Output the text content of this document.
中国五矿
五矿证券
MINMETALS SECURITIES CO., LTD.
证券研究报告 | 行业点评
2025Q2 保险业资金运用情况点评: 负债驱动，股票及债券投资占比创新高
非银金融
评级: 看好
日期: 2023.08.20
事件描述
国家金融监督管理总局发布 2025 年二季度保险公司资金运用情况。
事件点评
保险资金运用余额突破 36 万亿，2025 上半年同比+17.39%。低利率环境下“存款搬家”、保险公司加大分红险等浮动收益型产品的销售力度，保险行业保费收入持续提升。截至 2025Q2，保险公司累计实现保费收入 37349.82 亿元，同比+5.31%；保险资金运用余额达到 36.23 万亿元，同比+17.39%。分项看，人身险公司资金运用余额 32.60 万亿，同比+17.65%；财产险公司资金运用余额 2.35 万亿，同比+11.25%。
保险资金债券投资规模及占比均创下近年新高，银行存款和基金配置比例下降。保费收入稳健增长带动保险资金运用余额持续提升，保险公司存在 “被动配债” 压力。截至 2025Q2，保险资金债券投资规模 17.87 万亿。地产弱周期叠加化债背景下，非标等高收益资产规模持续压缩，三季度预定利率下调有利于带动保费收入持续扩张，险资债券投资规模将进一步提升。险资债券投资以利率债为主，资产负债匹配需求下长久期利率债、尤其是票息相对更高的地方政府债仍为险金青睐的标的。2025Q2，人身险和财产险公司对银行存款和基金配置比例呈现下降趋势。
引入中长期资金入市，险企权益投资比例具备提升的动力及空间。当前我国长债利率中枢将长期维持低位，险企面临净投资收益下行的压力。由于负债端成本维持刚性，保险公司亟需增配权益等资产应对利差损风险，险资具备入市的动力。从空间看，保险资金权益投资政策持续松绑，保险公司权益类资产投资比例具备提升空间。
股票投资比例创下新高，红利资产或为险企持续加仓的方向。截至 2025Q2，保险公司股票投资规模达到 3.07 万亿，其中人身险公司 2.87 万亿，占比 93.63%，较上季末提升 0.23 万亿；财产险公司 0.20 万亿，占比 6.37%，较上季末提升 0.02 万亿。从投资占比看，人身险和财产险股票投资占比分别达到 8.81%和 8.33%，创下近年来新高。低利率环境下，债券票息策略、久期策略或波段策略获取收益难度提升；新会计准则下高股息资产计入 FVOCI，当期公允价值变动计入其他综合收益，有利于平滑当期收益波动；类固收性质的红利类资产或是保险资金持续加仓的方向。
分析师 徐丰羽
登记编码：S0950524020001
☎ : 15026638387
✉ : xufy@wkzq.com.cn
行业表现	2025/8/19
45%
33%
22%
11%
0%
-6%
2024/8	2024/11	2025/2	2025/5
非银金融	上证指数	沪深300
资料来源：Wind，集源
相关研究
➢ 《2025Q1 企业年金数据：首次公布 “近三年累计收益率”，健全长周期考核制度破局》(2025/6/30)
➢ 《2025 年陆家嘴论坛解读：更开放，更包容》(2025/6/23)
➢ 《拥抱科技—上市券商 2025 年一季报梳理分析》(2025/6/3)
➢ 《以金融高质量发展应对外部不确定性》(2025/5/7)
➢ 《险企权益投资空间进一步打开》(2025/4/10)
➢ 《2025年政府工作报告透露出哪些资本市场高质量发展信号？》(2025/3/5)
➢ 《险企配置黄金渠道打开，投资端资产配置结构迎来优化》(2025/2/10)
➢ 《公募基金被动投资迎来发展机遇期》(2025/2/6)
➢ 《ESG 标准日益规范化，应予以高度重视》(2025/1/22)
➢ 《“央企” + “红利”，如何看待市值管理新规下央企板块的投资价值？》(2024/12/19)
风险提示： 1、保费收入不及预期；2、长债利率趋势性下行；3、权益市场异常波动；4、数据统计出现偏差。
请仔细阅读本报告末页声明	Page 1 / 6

Task description
Repeat all entries. Match them exactly.

Exercise answer
Output the text content of this document.
中国五矿
五矿证券
MINMETALS SECURITIES CO., LTD.
证券研究报告 | 行业点评
2025Q2 保险业资金运用情况点评: 负债驱动，股票及债券投资占比创新高
非银金融
评级: 看好
日期: 2023.08.20
事件描述
国家金融监督管理总局发布 2025 年二季度保险公司资金运用情况。
事件点评
保险资金运用余额突破 36 万亿，2025 上半年同比+17.39%。低利率环境下“存款搬家”、保险公司加大分红险等浮动收益型产品的销售力度，保险行业保费收入持续提升。截至 2025Q2，保险公司累计实现保费收入 37349.82 亿元，同比+5.31%；保险资金运用余额达到 36.23 万亿元，同比+17.39%。分项看，人身险公司资金运用余额 32.60 万亿，同比+17.65%；财产险公司资金运用余额 2.35 万亿，同比+11.25%。
保险资金债券投资规模及占比均创下近年新高，银行存款和基金配置比例下降。保费收入稳健增长带动保险资金运用余额持续提升，保险公司存在 “被动配债” 压力。截至 2025Q2，保险资金债券投资规模 17.87 万亿。地产弱周期叠加化债背景下，非标等高收益资产规模持续压缩，三季度预定利率下调有利于带动保费收入持续扩张，险资债券投资规模将进一步提升。险资债券投资以利率债为主，资产负债匹配需求下长久期利率债、尤其是票息相对更高的地方政府债仍为险金青睐的标的。2025Q2，人身险和财产险公司对银行存款和基金配置比例呈现下降趋势。
引入中长期资金入市，险企权益投资比例具备提升的动力及空间。当前我国长债利率中枢将长期维持低位，险企面临净投资收益下行的压力。由于负债端成本维持刚性，保险公司亟需增配权益等资产应对利差损风险，险资具备入市的动力。从空间看，保险资金权益投资政策持续松绑，保险公司权益类资产投资比例具备提升空间。
股票投资比例创下新高，红利资产或为险企持续加仓的方向。截至 2025Q2，保险公司股票投资规模达到 3.07 万亿，其中人身险公司 2.87 万亿，占比 93.63%，较上季末提升 0.23 万亿；财产险公司 0.20 万亿，占比 6.37%，较上季末提升 0.02 万亿。从投资占比看，人身险和财产险股票投资占比分别达到 8.81%和 8.33%，创下近年来新高。低利率环境下，债券票息策略、久期策略或波段策略获取收益难度提升；新会计准则下高股息资产计入 FVOCI，当期公允价值变动计入其他综合收益，有利于平滑当期收益波动；类固收性质的红利类资产或是保险资金持续加仓的方向。
分析师 徐丰羽
登记编码：S0950524020001
☎ : 15026638387
✉ : xufy@wkzq.com.cn
行业表现	2025/8/19
45%
33%
22%
11%
0%
-6%
2024/8	2024/11	2025/2	2025/5
非银金融	上证指数	沪深300
资料来源：Wind，集源
相关研究
➢ 《2025Q1 企业年金数据：首次公布 “近三年累计收益率”，健全长周期考核制度破局》(2025/6/30)
➢ 《2025 年陆家嘴论坛解读：更开放，更包容》(2025/6/23)
➢ 《拥抱科技—上市券商 2025 年一季报梳理分析》(2025/6/3)
➢ 《以金融高质量发展应对外部不确定性》(2025/5/7)
➢ 《险企权益投资空间进一步打开》(2025/4/10)
➢ 《2025年政府工作报告透露出哪些资本市场高质量发展信号？》(2025/3/5)
➢ 《险企配置黄金渠道打开，投资端资产配置结构迎来优化》(2025/2/10)
➢ 《公募基金被动投资迎来发展机遇期》(2025/2/6)
➢ 《ESG 标准日益规范化，应予以高度重视》(2025/1/22)
➢ 《“央企” + “红利”，如何看待市值管理新规下央企板块的投资价值？》(2024/12/19)
风险提示： 1、保费收入不及预期；2、长债利率趋势性下行；3、权益市场异常波动；4、数据统计出现偏差。
请仔细阅读本报告末页声明	Page 1 / 6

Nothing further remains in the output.